---------- Excerpt provided
First, there are different mode of HA or clusters. Perhaps we can start easy
and get to the advanced modes later.

In a Stand-By mode which is the simplest, all the redundant node needs to
have/be
is up to date (however one would define up to date, daily, hourly, minutely or
transaction-ly). And the proxy will thru some hartbeat (or even DNS alone) will
find
out when primary
is gone and will route to secondary. And if the secondary is say a fraction of
the
primary (from a resource point of view), say a $1000 box, now you have moved
a risk from critical path to non-critical path (known as degregated mode, its
not a
failure) with minimal effort which ironically satisfies 80% of people.

The trick then becomes a mater of after the fact replication. So after each
commit,
one could replicate or even let cron do it on the time axes.

But a more daring concurrent server is more exciting with the following issues

I see two sets of problems; Transient, and Steady State. (both terminologies
borrowed from hardware engineering).
--------------------
Short problem A:
In the post on high-availability modes, what two sets of problems does the writer see for a concurrent server?
Short problem B:
Write the next part of the post on high-availability modes, starting after its last sentence.
The data that comes next has nothing to do with the post on high-availability modes.
---------- Material provided
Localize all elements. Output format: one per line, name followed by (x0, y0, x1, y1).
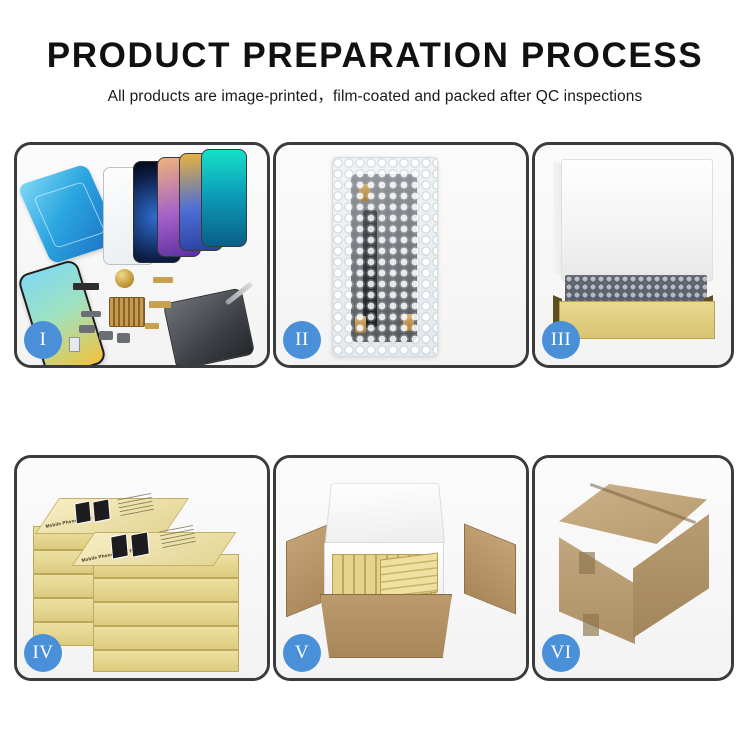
--------------------
Exercise answer A:
Transient and Steady State.

Exercise answer B:
Transient Issues:
- Both servers comming online at time T0. The initial boot. The proxy can get
confused
unless hardcoded or time delayed.
- Join of a server and a period of ambiguity for the joining server until he
catches up.
Proxy will also be confused as the heatbeat indicate secondary is online
but its state
has not reached a logical equilibrium...(forgive my spelling)

Steady State issues:
- Write Policies would impact performance and complexity. Say the policy is to
write to both nodes (or worse all nodes). Say the plicy is further to
consider a
write completed when all nodes ack the write. This will slow down the entire

operation. Another policy would be the first ack of a write marks this write
as a
completed one. Increased performance at the expense of reliability. Who
knows
maybe node i failed to complete the write and 5 seconds later the proxy
hands him
a job that deponds on that write.

I'm not discouraging, I'm writing to learn myself....I love this distributed
stuff and I
don't know anything about it....

Orion Henry wrote:

> I've been thinking about replication and wanted to throw out an idea to see
> how fast it gets torn apart. I'm sure the problem can't be this easy but I
> can't think of why.
>
> Ok... Let's say you have two fresh databases, both empty. You set up a
> postgres proxy for them. The proxy works like this:
>
> It listens on port 5432.
> It pools connections to both real databases.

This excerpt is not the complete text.